begin Input

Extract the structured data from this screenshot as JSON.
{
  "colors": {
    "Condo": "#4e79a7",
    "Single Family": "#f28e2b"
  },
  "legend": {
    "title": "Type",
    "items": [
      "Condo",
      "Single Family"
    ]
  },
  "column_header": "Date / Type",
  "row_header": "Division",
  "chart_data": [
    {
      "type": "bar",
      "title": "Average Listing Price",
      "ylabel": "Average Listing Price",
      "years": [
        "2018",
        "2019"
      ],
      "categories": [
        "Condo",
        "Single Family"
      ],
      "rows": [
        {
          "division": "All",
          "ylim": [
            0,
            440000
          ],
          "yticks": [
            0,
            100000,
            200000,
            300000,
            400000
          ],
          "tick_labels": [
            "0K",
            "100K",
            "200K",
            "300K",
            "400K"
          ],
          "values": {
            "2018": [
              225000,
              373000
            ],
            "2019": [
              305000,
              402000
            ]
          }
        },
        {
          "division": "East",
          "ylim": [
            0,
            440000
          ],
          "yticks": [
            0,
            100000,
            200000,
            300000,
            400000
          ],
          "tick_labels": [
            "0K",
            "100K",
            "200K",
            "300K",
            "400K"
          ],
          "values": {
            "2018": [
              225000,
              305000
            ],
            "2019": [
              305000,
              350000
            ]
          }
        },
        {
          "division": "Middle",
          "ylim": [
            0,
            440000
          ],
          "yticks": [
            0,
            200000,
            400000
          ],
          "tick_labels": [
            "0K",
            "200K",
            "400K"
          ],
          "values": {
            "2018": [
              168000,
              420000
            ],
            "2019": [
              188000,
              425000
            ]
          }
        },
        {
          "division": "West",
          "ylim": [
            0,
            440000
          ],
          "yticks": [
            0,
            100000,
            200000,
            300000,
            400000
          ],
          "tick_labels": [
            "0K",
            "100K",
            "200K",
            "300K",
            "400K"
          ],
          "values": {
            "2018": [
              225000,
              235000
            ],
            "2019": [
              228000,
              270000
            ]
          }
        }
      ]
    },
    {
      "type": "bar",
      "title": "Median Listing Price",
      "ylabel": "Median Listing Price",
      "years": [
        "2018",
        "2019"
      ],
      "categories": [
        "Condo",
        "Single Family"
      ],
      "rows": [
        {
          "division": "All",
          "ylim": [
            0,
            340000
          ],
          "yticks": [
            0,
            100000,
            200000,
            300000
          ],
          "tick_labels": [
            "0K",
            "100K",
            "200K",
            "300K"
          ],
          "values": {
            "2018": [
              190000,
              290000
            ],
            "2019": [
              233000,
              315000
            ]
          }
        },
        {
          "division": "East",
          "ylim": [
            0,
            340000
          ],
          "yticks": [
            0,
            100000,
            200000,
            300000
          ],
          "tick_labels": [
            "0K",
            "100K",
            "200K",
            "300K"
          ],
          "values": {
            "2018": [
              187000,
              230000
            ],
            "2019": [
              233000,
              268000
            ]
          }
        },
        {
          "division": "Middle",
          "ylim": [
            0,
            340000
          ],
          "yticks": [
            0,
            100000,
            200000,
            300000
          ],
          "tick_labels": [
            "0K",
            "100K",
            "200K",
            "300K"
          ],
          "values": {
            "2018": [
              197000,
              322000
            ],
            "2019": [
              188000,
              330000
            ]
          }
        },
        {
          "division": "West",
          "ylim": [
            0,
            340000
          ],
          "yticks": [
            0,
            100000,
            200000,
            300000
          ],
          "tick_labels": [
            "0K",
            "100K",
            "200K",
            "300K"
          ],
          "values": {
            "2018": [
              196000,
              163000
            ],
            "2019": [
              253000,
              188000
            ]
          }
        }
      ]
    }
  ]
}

end Input

_Written exercise_.
Pick out the lines above containing the word "Family", then copy them.

_Output_.
    "Single Family": "#f28e2b"
      "Single Family"
        "Single Family"
        "Single Family"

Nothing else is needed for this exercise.